--- WHAT THIS TASK INVOLVES ---
Leave out the pictures and copy every record exactly.

--- DATA RECORDS ---
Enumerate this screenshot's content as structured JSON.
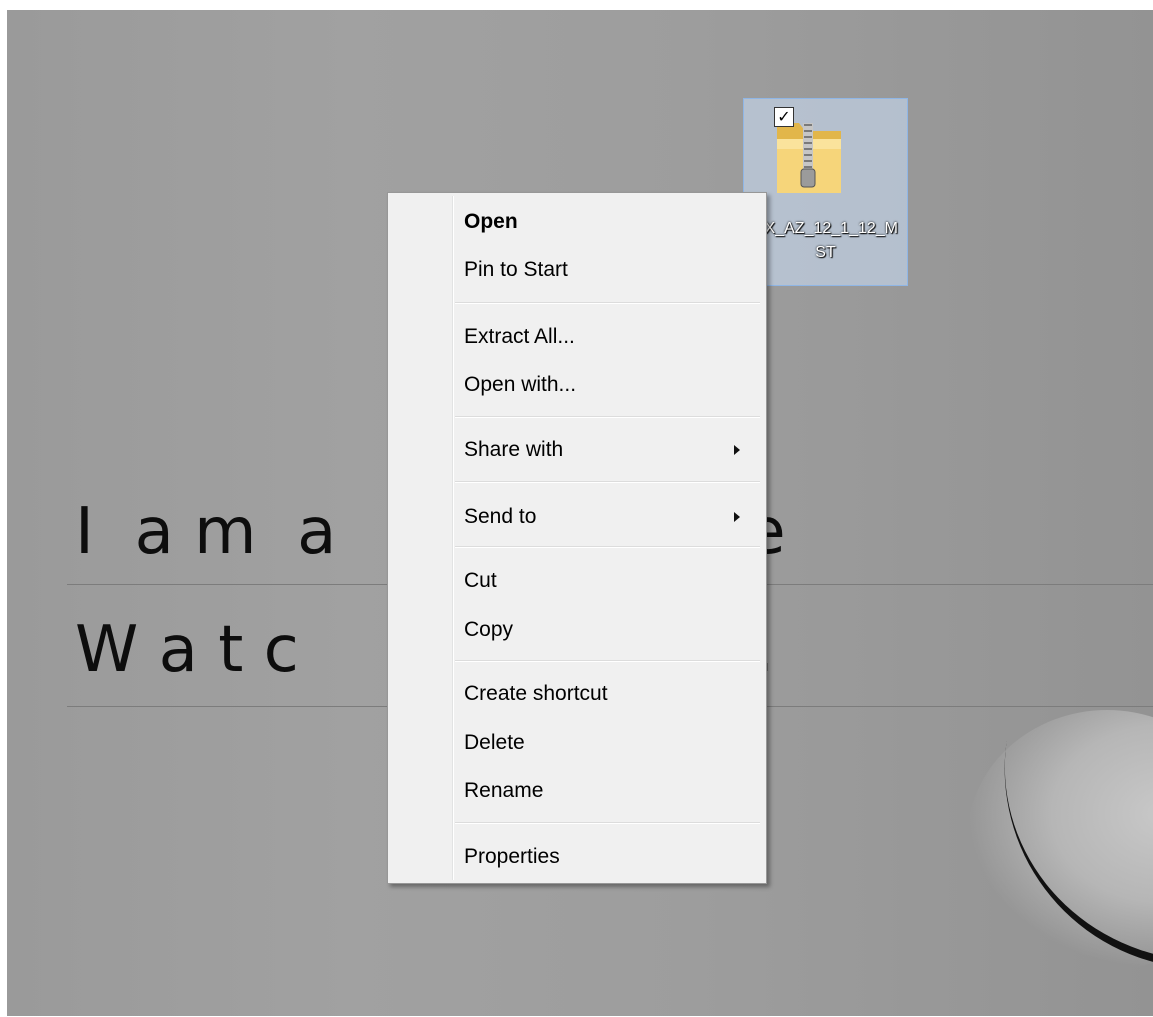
{
  "wallpaper": {
    "line1": "I  a m  a        o n  t h e",
    "line2": "W a t c          l  s o a r."
  },
  "desktop_icon": {
    "label": "HX_AZ_12_1_12_MST",
    "icon": "zip-folder-icon",
    "checked": true
  },
  "context_menu": {
    "items": [
      {
        "label": "Open"
      },
      {
        "label": "Pin to Start"
      },
      {
        "label": "Extract All..."
      },
      {
        "label": "Open with..."
      },
      {
        "label": "Share with"
      },
      {
        "label": "Send to"
      },
      {
        "label": "Cut"
      },
      {
        "label": "Copy"
      },
      {
        "label": "Create shortcut"
      },
      {
        "label": "Delete"
      },
      {
        "label": "Rename"
      },
      {
        "label": "Properties"
      }
    ]
  },
  "colors": {
    "menu_bg": "#f0f0f0",
    "selection_bg": "#cce0fa",
    "desktop_bg": "#9c9c9c"
  }
}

--- EXERCISE SOLUTION ---
Enumerate this screenshot's content as structured JSON.
{
  "wallpaper": {
    "line1": "I  a m  a        o n  t h e",
    "line2": "W a t c          l  s o a r."
  },
  "desktop_icon": {
    "label": "HX_AZ_12_1_12_MST",
    "icon": "zip-folder-icon",
    "checked": true
  },
  "context_menu": {
    "items": [
      {
        "label": "Open"
      },
      {
        "label": "Pin to Start"
      },
      {
        "label": "Extract All..."
      },
      {
        "label": "Open with..."
      },
      {
        "label": "Share with"
      },
      {
        "label": "Send to"
      },
      {
        "label": "Cut"
      },
      {
        "label": "Copy"
      },
      {
        "label": "Create shortcut"
      },
      {
        "label": "Delete"
      },
      {
        "label": "Rename"
      },
      {
        "label": "Properties"
      }
    ]
  },
  "colors": {
    "menu_bg": "#f0f0f0",
    "selection_bg": "#cce0fa",
    "desktop_bg": "#9c9c9c"
  }
}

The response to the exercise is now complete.